start Extracted records

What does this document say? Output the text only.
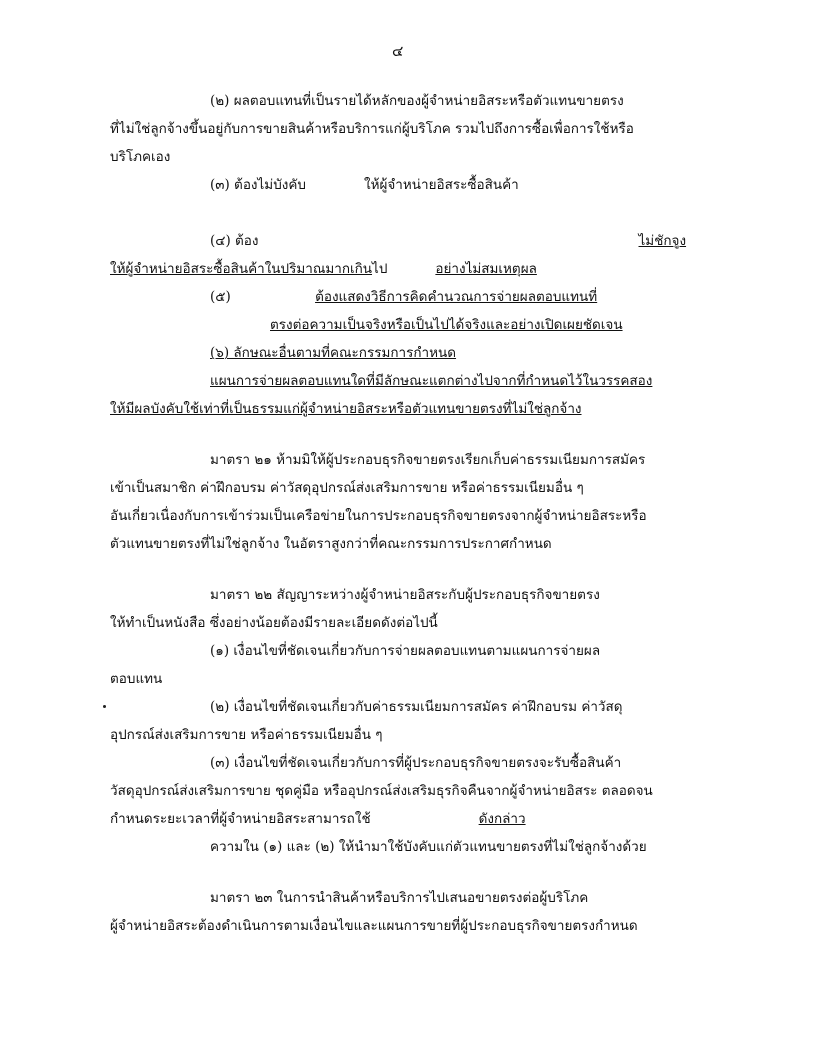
๔
(๒) ผลตอบแทนที่เป็นรายได้หลักของผู้จำหน่ายอิสระหรือตัวแทนขายตรง
ที่ไม่ใช่ลูกจ้างขึ้นอยู่กับการขายสินค้าหรือบริการแก่ผู้บริโภค รวมไปถึงการซื้อเพื่อการใช้หรือ
บริโภคเอง
(๓) ต้องไม่บังคับ	ให้ผู้จำหน่ายอิสระซื้อสินค้า
(๔) ต้อง	ไม่ชักจูง
ให้ผู้จำหน่ายอิสระซื้อสินค้าในปริมาณมากเกินไป	อย่างไม่สมเหตุผล
(๕)	ต้องแสดงวิธีการคิดคำนวณการจ่ายผลตอบแทนที่
ตรงต่อความเป็นจริงหรือเป็นไปได้จริงและอย่างเปิดเผยชัดเจน
(๖) ลักษณะอื่นตามที่คณะกรรมการกำหนด
แผนการจ่ายผลตอบแทนใดที่มีลักษณะแตกต่างไปจากที่กำหนดไว้ในวรรคสอง
ให้มีผลบังคับใช้เท่าที่เป็นธรรมแก่ผู้จำหน่ายอิสระหรือตัวแทนขายตรงที่ไม่ใช่ลูกจ้าง
มาตรา ๒๑ ห้ามมิให้ผู้ประกอบธุรกิจขายตรงเรียกเก็บค่าธรรมเนียมการสมัคร
เข้าเป็นสมาชิก ค่าฝึกอบรม ค่าวัสดุอุปกรณ์ส่งเสริมการขาย หรือค่าธรรมเนียมอื่น ๆ
อันเกี่ยวเนื่องกับการเข้าร่วมเป็นเครือข่ายในการประกอบธุรกิจขายตรงจากผู้จำหน่ายอิสระหรือ
ตัวแทนขายตรงที่ไม่ใช่ลูกจ้าง ในอัตราสูงกว่าที่คณะกรรมการประกาศกำหนด
มาตรา ๒๒ สัญญาระหว่างผู้จำหน่ายอิสระกับผู้ประกอบธุรกิจขายตรง
ให้ทำเป็นหนังสือ ซึ่งอย่างน้อยต้องมีรายละเอียดดังต่อไปนี้
(๑) เงื่อนไขที่ชัดเจนเกี่ยวกับการจ่ายผลตอบแทนตามแผนการจ่ายผล
ตอบแทน
(๒) เงื่อนไขที่ชัดเจนเกี่ยวกับค่าธรรมเนียมการสมัคร ค่าฝึกอบรม ค่าวัสดุ
อุปกรณ์ส่งเสริมการขาย หรือค่าธรรมเนียมอื่น ๆ
(๓) เงื่อนไขที่ชัดเจนเกี่ยวกับการที่ผู้ประกอบธุรกิจขายตรงจะรับซื้อสินค้า
วัสดุอุปกรณ์ส่งเสริมการขาย ชุดคู่มือ หรืออุปกรณ์ส่งเสริมธุรกิจคืนจากผู้จำหน่ายอิสระ ตลอดจน
กำหนดระยะเวลาที่ผู้จำหน่ายอิสระสามารถใช้	ดังกล่าว
ความใน (๑) และ (๒) ให้นำมาใช้บังคับแก่ตัวแทนขายตรงที่ไม่ใช่ลูกจ้างด้วย
มาตรา ๒๓ ในการนำสินค้าหรือบริการไปเสนอขายตรงต่อผู้บริโภค
ผู้จำหน่ายอิสระต้องดำเนินการตามเงื่อนไขและแผนการขายที่ผู้ประกอบธุรกิจขายตรงกำหนด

end Extracted records

### Job
Drop the images and repeat the data exactly.

### Output for this exercise
What does this document say? Output the text only.
๔
(๒) ผลตอบแทนที่เป็นรายได้หลักของผู้จำหน่ายอิสระหรือตัวแทนขายตรง
ที่ไม่ใช่ลูกจ้างขึ้นอยู่กับการขายสินค้าหรือบริการแก่ผู้บริโภค รวมไปถึงการซื้อเพื่อการใช้หรือ
บริโภคเอง
(๓) ต้องไม่บังคับ	ให้ผู้จำหน่ายอิสระซื้อสินค้า
(๔) ต้อง	ไม่ชักจูง
ให้ผู้จำหน่ายอิสระซื้อสินค้าในปริมาณมากเกินไป	อย่างไม่สมเหตุผล
(๕)	ต้องแสดงวิธีการคิดคำนวณการจ่ายผลตอบแทนที่
ตรงต่อความเป็นจริงหรือเป็นไปได้จริงและอย่างเปิดเผยชัดเจน
(๖) ลักษณะอื่นตามที่คณะกรรมการกำหนด
แผนการจ่ายผลตอบแทนใดที่มีลักษณะแตกต่างไปจากที่กำหนดไว้ในวรรคสอง
ให้มีผลบังคับใช้เท่าที่เป็นธรรมแก่ผู้จำหน่ายอิสระหรือตัวแทนขายตรงที่ไม่ใช่ลูกจ้าง
มาตรา ๒๑ ห้ามมิให้ผู้ประกอบธุรกิจขายตรงเรียกเก็บค่าธรรมเนียมการสมัคร
เข้าเป็นสมาชิก ค่าฝึกอบรม ค่าวัสดุอุปกรณ์ส่งเสริมการขาย หรือค่าธรรมเนียมอื่น ๆ
อันเกี่ยวเนื่องกับการเข้าร่วมเป็นเครือข่ายในการประกอบธุรกิจขายตรงจากผู้จำหน่ายอิสระหรือ
ตัวแทนขายตรงที่ไม่ใช่ลูกจ้าง ในอัตราสูงกว่าที่คณะกรรมการประกาศกำหนด
มาตรา ๒๒ สัญญาระหว่างผู้จำหน่ายอิสระกับผู้ประกอบธุรกิจขายตรง
ให้ทำเป็นหนังสือ ซึ่งอย่างน้อยต้องมีรายละเอียดดังต่อไปนี้
(๑) เงื่อนไขที่ชัดเจนเกี่ยวกับการจ่ายผลตอบแทนตามแผนการจ่ายผล
ตอบแทน
(๒) เงื่อนไขที่ชัดเจนเกี่ยวกับค่าธรรมเนียมการสมัคร ค่าฝึกอบรม ค่าวัสดุ
อุปกรณ์ส่งเสริมการขาย หรือค่าธรรมเนียมอื่น ๆ
(๓) เงื่อนไขที่ชัดเจนเกี่ยวกับการที่ผู้ประกอบธุรกิจขายตรงจะรับซื้อสินค้า
วัสดุอุปกรณ์ส่งเสริมการขาย ชุดคู่มือ หรืออุปกรณ์ส่งเสริมธุรกิจคืนจากผู้จำหน่ายอิสระ ตลอดจน
กำหนดระยะเวลาที่ผู้จำหน่ายอิสระสามารถใช้	ดังกล่าว
ความใน (๑) และ (๒) ให้นำมาใช้บังคับแก่ตัวแทนขายตรงที่ไม่ใช่ลูกจ้างด้วย
มาตรา ๒๓ ในการนำสินค้าหรือบริการไปเสนอขายตรงต่อผู้บริโภค
ผู้จำหน่ายอิสระต้องดำเนินการตามเงื่อนไขและแผนการขายที่ผู้ประกอบธุรกิจขายตรงกำหนด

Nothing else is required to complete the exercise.